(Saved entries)
----

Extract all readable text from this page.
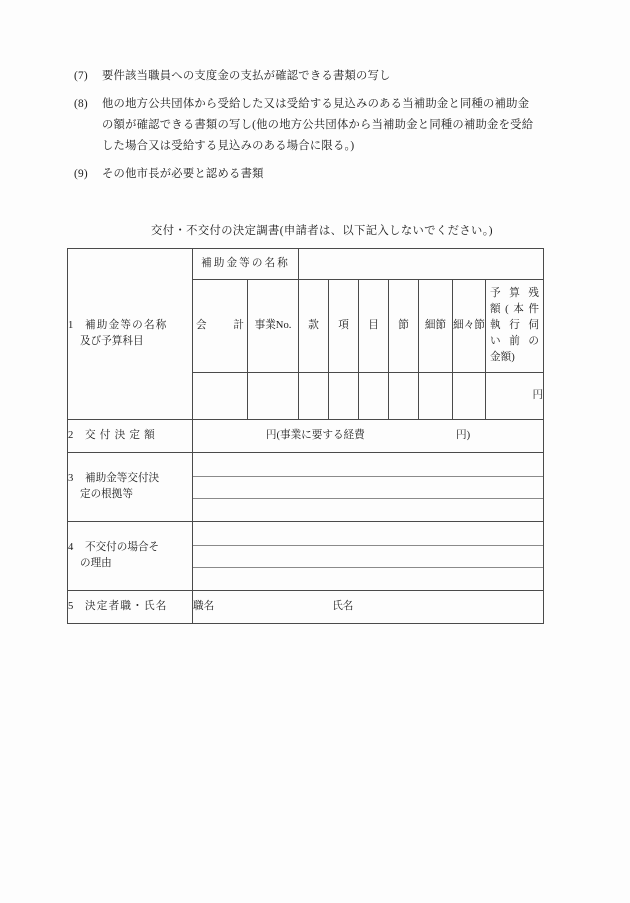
(7)	要件該当職員への支度金の支払が確認できる書類の写し
(8)	他の地方公共団体から受給した又は受給する見込みのある当補助金と同種の補助金
の額が確認できる書類の写し(他の地方公共団体から当補助金と同種の補助金を受給
した場合又は受給する見込みのある場合に限る。)
(9)	その他市長が必要と認める書類
交付・不交付の決定調書(申請者は、以下記入しないでください。)
1 補助金等の名称
及び予算科目	補助金等の名称								

	会　　計	事業No.	款	項	目	節	細節	細々節	予算残
額(本件
執行伺
い前の
金額)

									円

2 交付決定額	円(事業に要する経費 円)								

3 補助金等交付決
定の根拠等									

4 不交付の場合そ
の理由									

5 決定者職・氏名	職名 氏名								
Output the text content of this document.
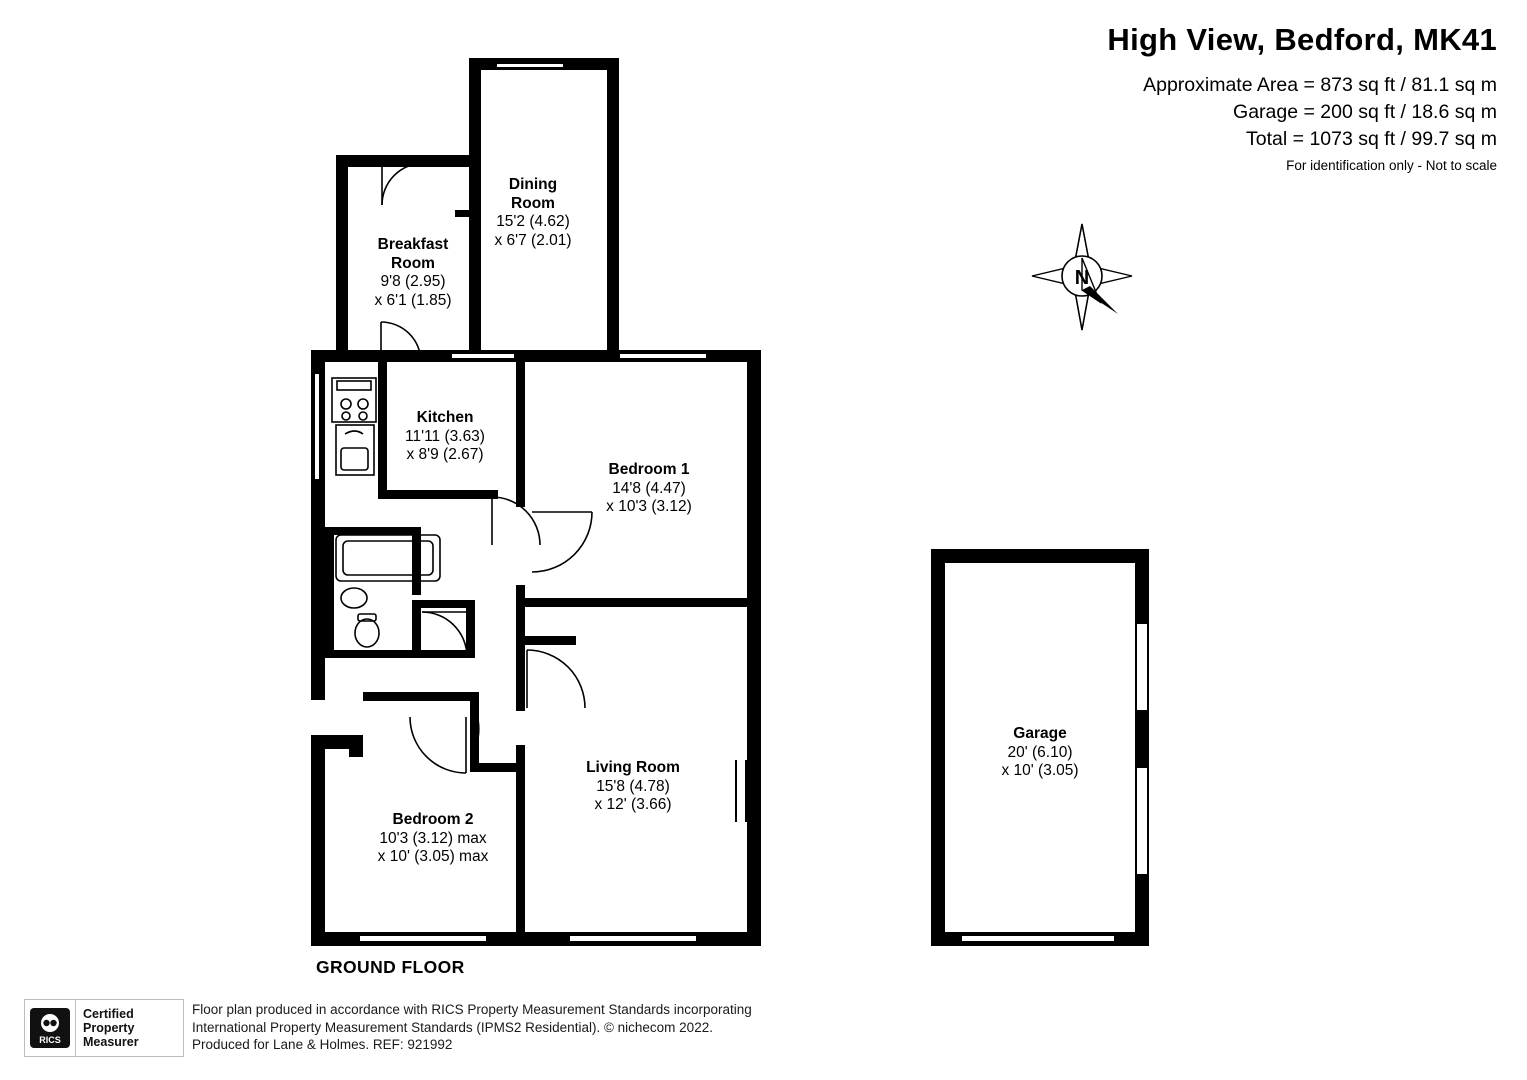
High View, Bedford, MK41
Approximate Area = 873 sq ft / 81.1 sq m
Garage = 200 sq ft / 18.6 sq m
Total = 1073 sq ft / 99.7 sq m
For identification only - Not to scale
N
Dining
Room
15'2 (4.62)
x 6'7 (2.01)
Breakfast
Room
9'8 (2.95)
x 6'1 (1.85)
Kitchen
11'11 (3.63)
x 8'9 (2.67)
Bedroom 1
14'8 (4.47)
x 10'3 (3.12)
Living Room
15'8 (4.78)
x 12' (3.66)
Bedroom 2
10'3 (3.12) max
x 10' (3.05) max
GROUND FLOOR
Garage
20' (6.10)
x 10' (3.05)
RICS
Certified
Property
Measurer
Floor plan produced in accordance with RICS Property Measurement Standards incorporating
International Property Measurement Standards (IPMS2 Residential). © nichecom 2022.
Produced for Lane & Holmes. REF: 921992
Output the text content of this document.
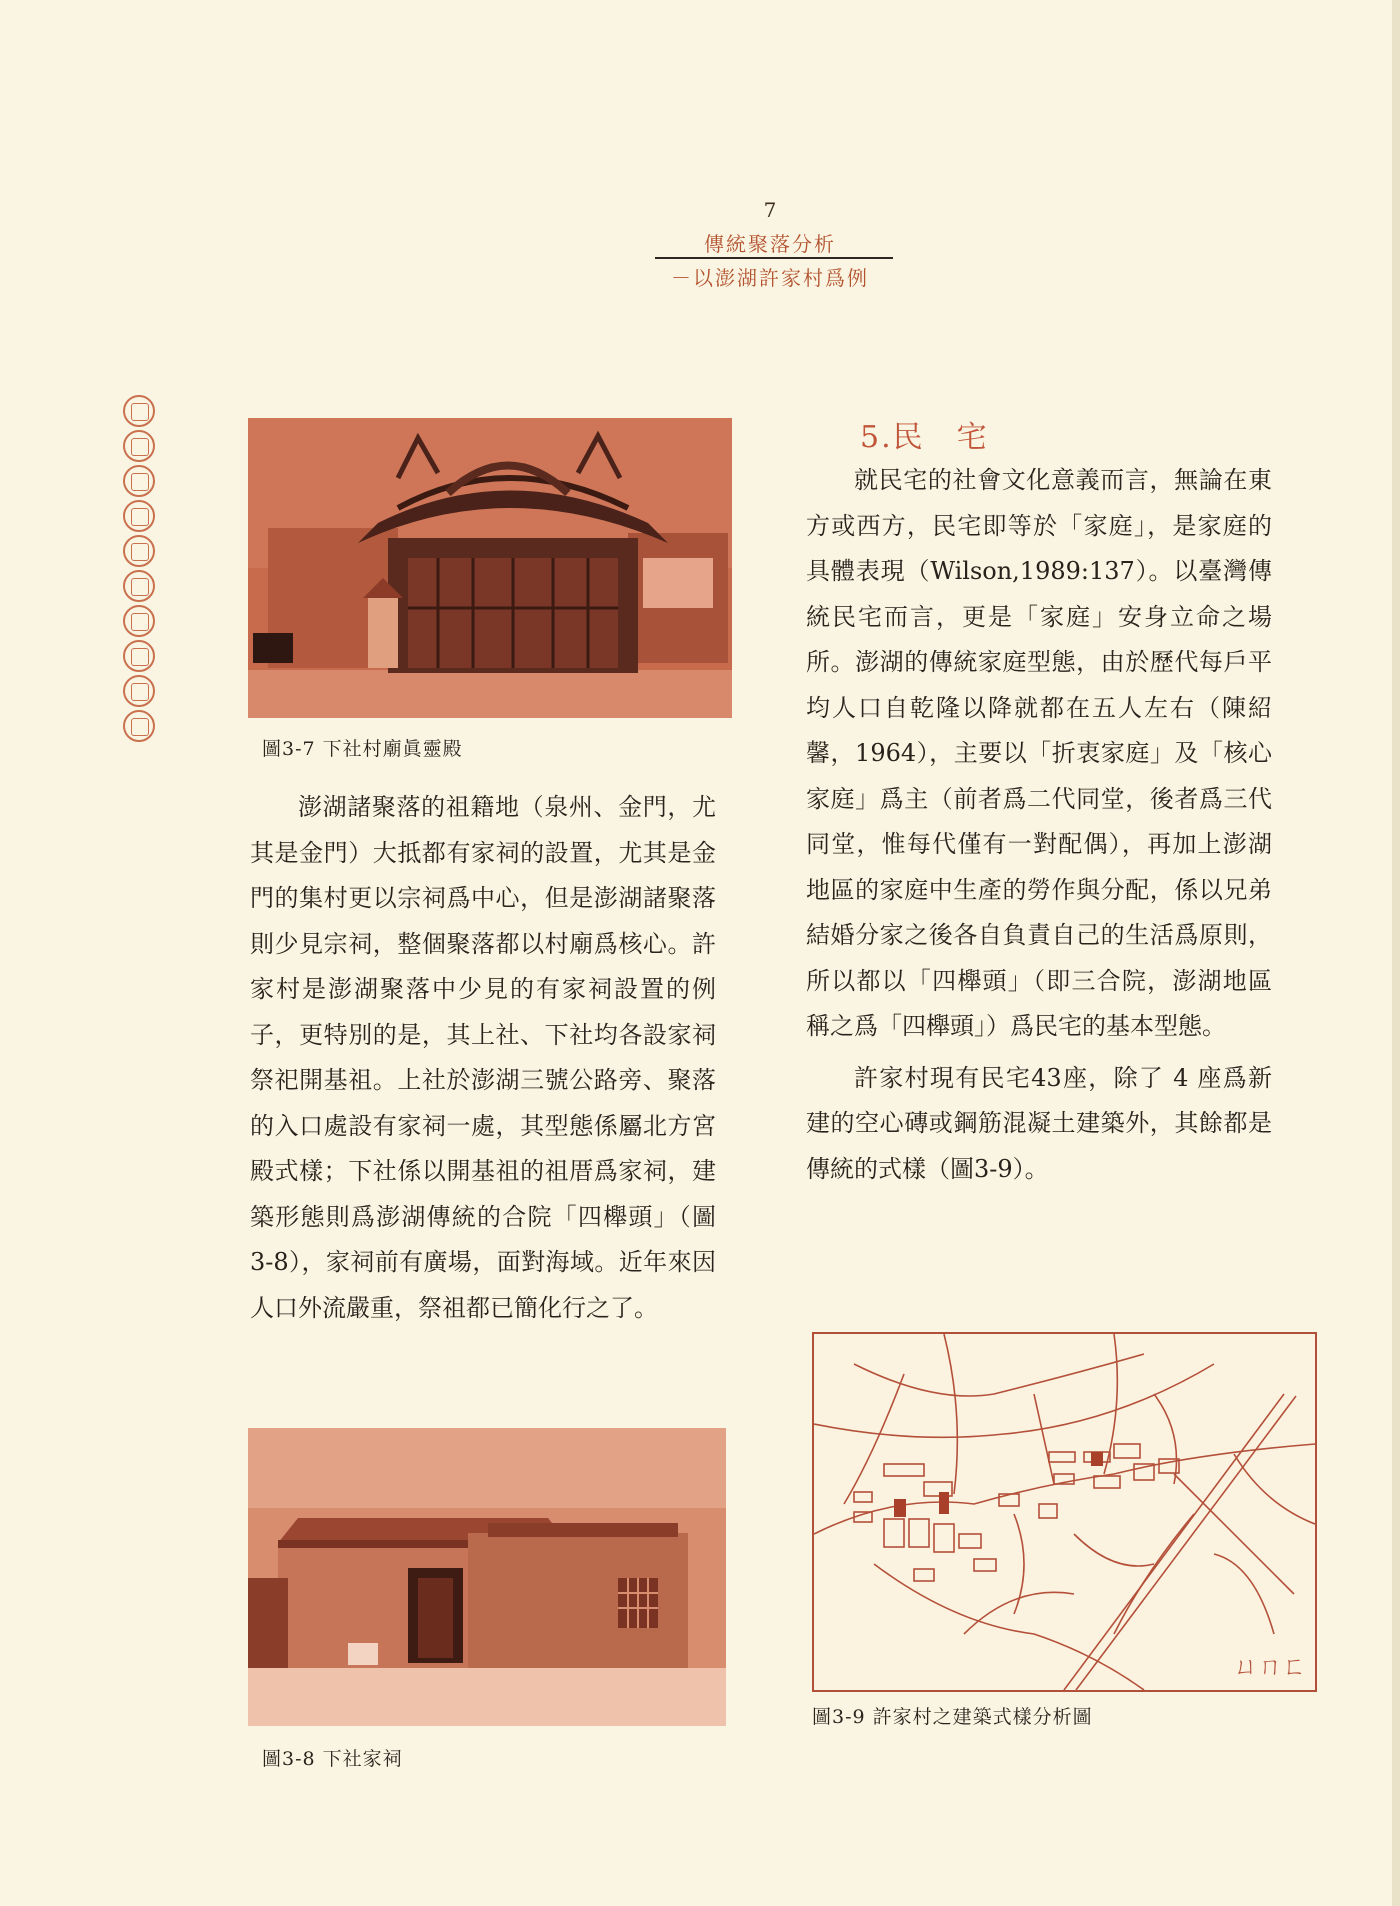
7
傳統聚落分析
－以澎湖許家村爲例
圖3-7 下社村廟眞靈殿

澎湖諸聚落的祖籍地（泉州、金門，尤其是金門）大抵都有家祠的設置，尤其是金門的集村更以宗祠爲中心，但是澎湖諸聚落則少見宗祠，整個聚落都以村廟爲核心。許家村是澎湖聚落中少見的有家祠設置的例子，更特別的是，其上社、下社均各設家祠祭祀開基祖。上社於澎湖三號公路旁、聚落的入口處設有家祠一處，其型態係屬北方宮殿式樣；下社係以開基祖的祖厝爲家祠，建築形態則爲澎湖傳統的合院「四櫸頭」（圖3-8），家祠前有廣場，面對海域。近年來因人口外流嚴重，祭祖都已簡化行之了。

圖3-8 下社家祠
5.民　宅

就民宅的社會文化意義而言，無論在東方或西方，民宅即等於「家庭」，是家庭的具體表現（Wilson,1989:137）。以臺灣傳統民宅而言，更是「家庭」安身立命之場所。澎湖的傳統家庭型態，由於歷代每戶平均人口自乾隆以降就都在五人左右（陳紹馨，1964），主要以「折衷家庭」及「核心家庭」爲主（前者爲二代同堂，後者爲三代同堂，惟每代僅有一對配偶），再加上澎湖地區的家庭中生產的勞作與分配，係以兄弟結婚分家之後各自負責自己的生活爲原則，所以都以「四櫸頭」（即三合院，澎湖地區稱之爲「四櫸頭」）爲民宅的基本型態。

許家村現有民宅43座，除了 4 座爲新建的空心磚或鋼筋混凝土建築外，其餘都是傳統的式樣（圖3-9）。

ㄩㄇㄈ
圖3-9 許家村之建築式樣分析圖
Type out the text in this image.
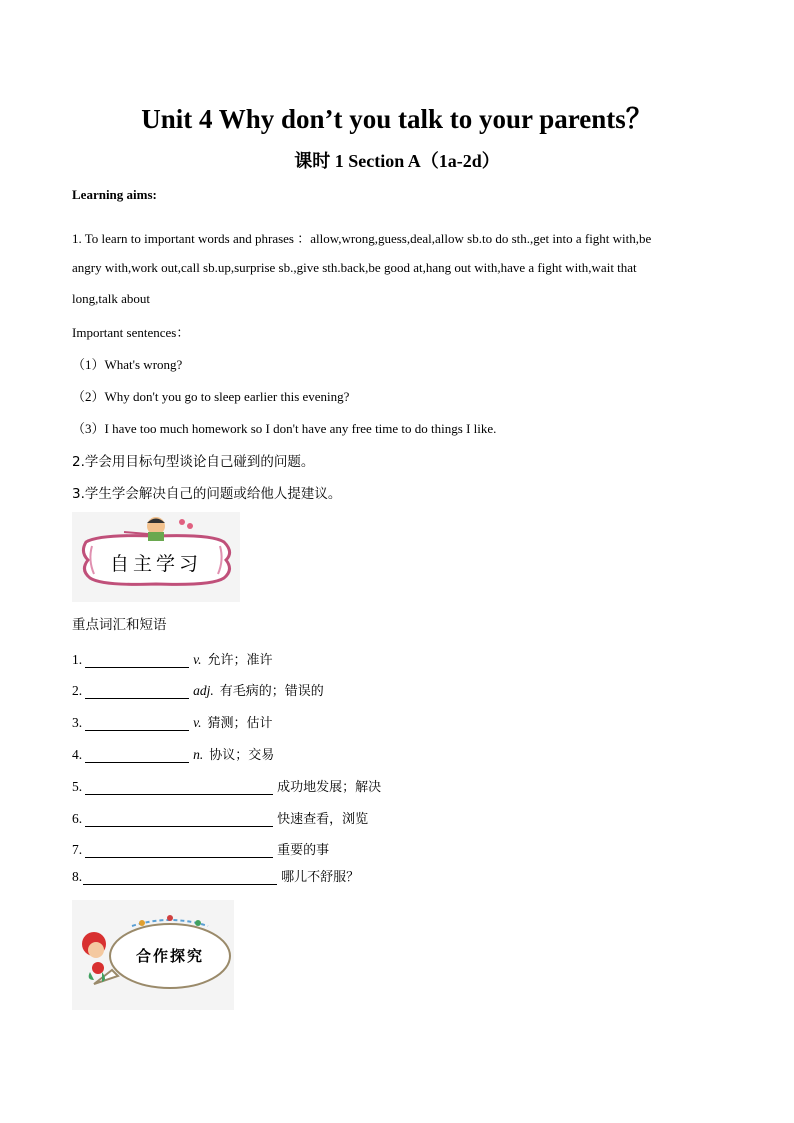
Unit 4 Why don’t you talk to your parents？
课时 1 Section A（1a-2d）
Learning aims:
1. To learn to important words and phrases ：allow,wrong,guess,deal,allow sb.to do sth.,get into a fight with,be
angry with,work out,call sb.up,surprise sb.,give sth.back,be good at,hang out with,have a fight with,wait that
long,talk about
Important sentences：
（1）What's wrong?
（2）Why don't you go to sleep earlier this evening?
（3）I have too much homework so I don't have any free time to do things I like.
2.学会用目标句型谈论自己碰到的问题。
3.学生学会解决自己的问题或给他人提建议。
自主学习
重点词汇和短语
1.	v. 允许；准许
2.	adj. 有毛病的；错误的
3.	v. 猜测；估计
4.	n. 协议；交易
5.	成功地发展；解决
6.	快速查看，浏览
7.	重要的事
8.	哪儿不舒服？
合作探究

----

_GIVEN INSTRUCTION_
Gather every line from the entries above where the word "RICS" appears, and copy them.

_FINISHED EXERCISE_
RICS
Floor plan produced in accordance with RICS Property Measurement Standards incorporating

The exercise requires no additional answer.